→ **Task statement**: Copy all the material that follows, keeping every character the same.

→ **Data for processing**:

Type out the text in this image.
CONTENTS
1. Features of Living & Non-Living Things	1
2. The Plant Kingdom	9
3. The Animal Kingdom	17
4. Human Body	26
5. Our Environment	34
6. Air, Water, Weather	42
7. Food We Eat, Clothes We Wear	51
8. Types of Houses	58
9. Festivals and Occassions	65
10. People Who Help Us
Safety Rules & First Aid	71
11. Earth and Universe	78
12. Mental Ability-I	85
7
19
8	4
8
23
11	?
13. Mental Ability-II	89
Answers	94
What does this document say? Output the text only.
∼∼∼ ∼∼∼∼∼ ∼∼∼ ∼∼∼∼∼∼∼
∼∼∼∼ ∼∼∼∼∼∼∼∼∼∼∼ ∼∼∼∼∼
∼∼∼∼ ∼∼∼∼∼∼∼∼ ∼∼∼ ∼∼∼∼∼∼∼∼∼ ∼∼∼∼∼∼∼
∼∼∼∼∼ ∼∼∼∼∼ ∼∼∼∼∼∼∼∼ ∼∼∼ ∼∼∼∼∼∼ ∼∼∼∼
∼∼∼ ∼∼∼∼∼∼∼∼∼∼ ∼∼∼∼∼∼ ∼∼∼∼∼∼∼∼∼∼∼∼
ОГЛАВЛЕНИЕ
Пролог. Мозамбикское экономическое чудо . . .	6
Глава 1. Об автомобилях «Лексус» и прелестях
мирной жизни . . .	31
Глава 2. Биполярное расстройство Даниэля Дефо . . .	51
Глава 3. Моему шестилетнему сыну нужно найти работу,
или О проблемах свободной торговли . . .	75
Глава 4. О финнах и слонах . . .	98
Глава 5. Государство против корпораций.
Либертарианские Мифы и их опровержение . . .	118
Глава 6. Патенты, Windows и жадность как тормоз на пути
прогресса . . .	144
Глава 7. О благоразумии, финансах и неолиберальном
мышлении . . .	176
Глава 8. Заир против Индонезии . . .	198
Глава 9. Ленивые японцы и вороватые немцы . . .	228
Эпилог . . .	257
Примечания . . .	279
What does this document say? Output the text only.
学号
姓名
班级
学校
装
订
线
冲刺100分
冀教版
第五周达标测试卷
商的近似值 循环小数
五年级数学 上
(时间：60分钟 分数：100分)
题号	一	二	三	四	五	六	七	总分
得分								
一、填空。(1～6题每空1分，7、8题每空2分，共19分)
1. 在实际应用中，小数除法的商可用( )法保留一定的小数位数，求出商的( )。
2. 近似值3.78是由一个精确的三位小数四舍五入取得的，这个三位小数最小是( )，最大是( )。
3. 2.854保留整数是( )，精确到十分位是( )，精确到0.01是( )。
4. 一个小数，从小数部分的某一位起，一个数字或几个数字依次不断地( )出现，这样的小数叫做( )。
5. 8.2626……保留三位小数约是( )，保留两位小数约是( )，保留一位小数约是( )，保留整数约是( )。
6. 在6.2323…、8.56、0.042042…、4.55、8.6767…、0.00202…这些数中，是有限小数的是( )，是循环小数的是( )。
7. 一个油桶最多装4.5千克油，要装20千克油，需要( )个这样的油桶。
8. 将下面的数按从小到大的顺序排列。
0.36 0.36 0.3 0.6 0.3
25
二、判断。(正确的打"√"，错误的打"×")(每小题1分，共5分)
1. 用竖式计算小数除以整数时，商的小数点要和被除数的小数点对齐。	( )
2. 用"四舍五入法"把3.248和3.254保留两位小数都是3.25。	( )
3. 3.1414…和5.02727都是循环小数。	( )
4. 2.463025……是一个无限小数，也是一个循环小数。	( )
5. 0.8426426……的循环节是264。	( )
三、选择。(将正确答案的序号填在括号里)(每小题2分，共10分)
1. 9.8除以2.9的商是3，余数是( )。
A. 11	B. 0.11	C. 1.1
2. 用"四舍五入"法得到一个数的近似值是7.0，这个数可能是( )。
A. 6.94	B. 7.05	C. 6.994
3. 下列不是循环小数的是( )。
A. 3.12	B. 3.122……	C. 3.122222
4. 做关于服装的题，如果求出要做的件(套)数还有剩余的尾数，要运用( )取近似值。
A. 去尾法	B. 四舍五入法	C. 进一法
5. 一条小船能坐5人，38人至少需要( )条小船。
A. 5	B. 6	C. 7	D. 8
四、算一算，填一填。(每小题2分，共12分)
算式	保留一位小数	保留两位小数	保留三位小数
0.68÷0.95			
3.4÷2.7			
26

→ **Response to the task**:
Type out the text in this image.
CONTENTS
1. Features of Living & Non-Living Things	1
2. The Plant Kingdom	9
3. The Animal Kingdom	17
4. Human Body	26
5. Our Environment	34
6. Air, Water, Weather	42
7. Food We Eat, Clothes We Wear	51
8. Types of Houses	58
9. Festivals and Occassions	65
10. People Who Help Us
Safety Rules & First Aid	71
11. Earth and Universe	78
12. Mental Ability-I	85
7
19
8	4
8
23
11	?
13. Mental Ability-II	89
Answers	94
What does this document say? Output the text only.
∼∼∼ ∼∼∼∼∼ ∼∼∼ ∼∼∼∼∼∼∼
∼∼∼∼ ∼∼∼∼∼∼∼∼∼∼∼ ∼∼∼∼∼
∼∼∼∼ ∼∼∼∼∼∼∼∼ ∼∼∼ ∼∼∼∼∼∼∼∼∼ ∼∼∼∼∼∼∼
∼∼∼∼∼ ∼∼∼∼∼ ∼∼∼∼∼∼∼∼ ∼∼∼ ∼∼∼∼∼∼ ∼∼∼∼
∼∼∼ ∼∼∼∼∼∼∼∼∼∼ ∼∼∼∼∼∼ ∼∼∼∼∼∼∼∼∼∼∼∼
ОГЛАВЛЕНИЕ
Пролог. Мозамбикское экономическое чудо . . .	6
Глава 1. Об автомобилях «Лексус» и прелестях
мирной жизни . . .	31
Глава 2. Биполярное расстройство Даниэля Дефо . . .	51
Глава 3. Моему шестилетнему сыну нужно найти работу,
или О проблемах свободной торговли . . .	75
Глава 4. О финнах и слонах . . .	98
Глава 5. Государство против корпораций.
Либертарианские Мифы и их опровержение . . .	118
Глава 6. Патенты, Windows и жадность как тормоз на пути
прогресса . . .	144
Глава 7. О благоразумии, финансах и неолиберальном
мышлении . . .	176
Глава 8. Заир против Индонезии . . .	198
Глава 9. Ленивые японцы и вороватые немцы . . .	228
Эпилог . . .	257
Примечания . . .	279
What does this document say? Output the text only.
学号
姓名
班级
学校
装
订
线
冲刺100分
冀教版
第五周达标测试卷
商的近似值 循环小数
五年级数学 上
(时间：60分钟 分数：100分)
题号	一	二	三	四	五	六	七	总分
得分								
一、填空。(1～6题每空1分，7、8题每空2分，共19分)
1. 在实际应用中，小数除法的商可用( )法保留一定的小数位数，求出商的( )。
2. 近似值3.78是由一个精确的三位小数四舍五入取得的，这个三位小数最小是( )，最大是( )。
3. 2.854保留整数是( )，精确到十分位是( )，精确到0.01是( )。
4. 一个小数，从小数部分的某一位起，一个数字或几个数字依次不断地( )出现，这样的小数叫做( )。
5. 8.2626……保留三位小数约是( )，保留两位小数约是( )，保留一位小数约是( )，保留整数约是( )。
6. 在6.2323…、8.56、0.042042…、4.55、8.6767…、0.00202…这些数中，是有限小数的是( )，是循环小数的是( )。
7. 一个油桶最多装4.5千克油，要装20千克油，需要( )个这样的油桶。
8. 将下面的数按从小到大的顺序排列。
0.36 0.36 0.3 0.6 0.3
25
二、判断。(正确的打"√"，错误的打"×")(每小题1分，共5分)
1. 用竖式计算小数除以整数时，商的小数点要和被除数的小数点对齐。	( )
2. 用"四舍五入法"把3.248和3.254保留两位小数都是3.25。	( )
3. 3.1414…和5.02727都是循环小数。	( )
4. 2.463025……是一个无限小数，也是一个循环小数。	( )
5. 0.8426426……的循环节是264。	( )
三、选择。(将正确答案的序号填在括号里)(每小题2分，共10分)
1. 9.8除以2.9的商是3，余数是( )。
A. 11	B. 0.11	C. 1.1
2. 用"四舍五入"法得到一个数的近似值是7.0，这个数可能是( )。
A. 6.94	B. 7.05	C. 6.994
3. 下列不是循环小数的是( )。
A. 3.12	B. 3.122……	C. 3.122222
4. 做关于服装的题，如果求出要做的件(套)数还有剩余的尾数，要运用( )取近似值。
A. 去尾法	B. 四舍五入法	C. 进一法
5. 一条小船能坐5人，38人至少需要( )条小船。
A. 5	B. 6	C. 7	D. 8
四、算一算，填一填。(每小题2分，共12分)
算式	保留一位小数	保留两位小数	保留三位小数
0.68÷0.95			
3.4÷2.7			
26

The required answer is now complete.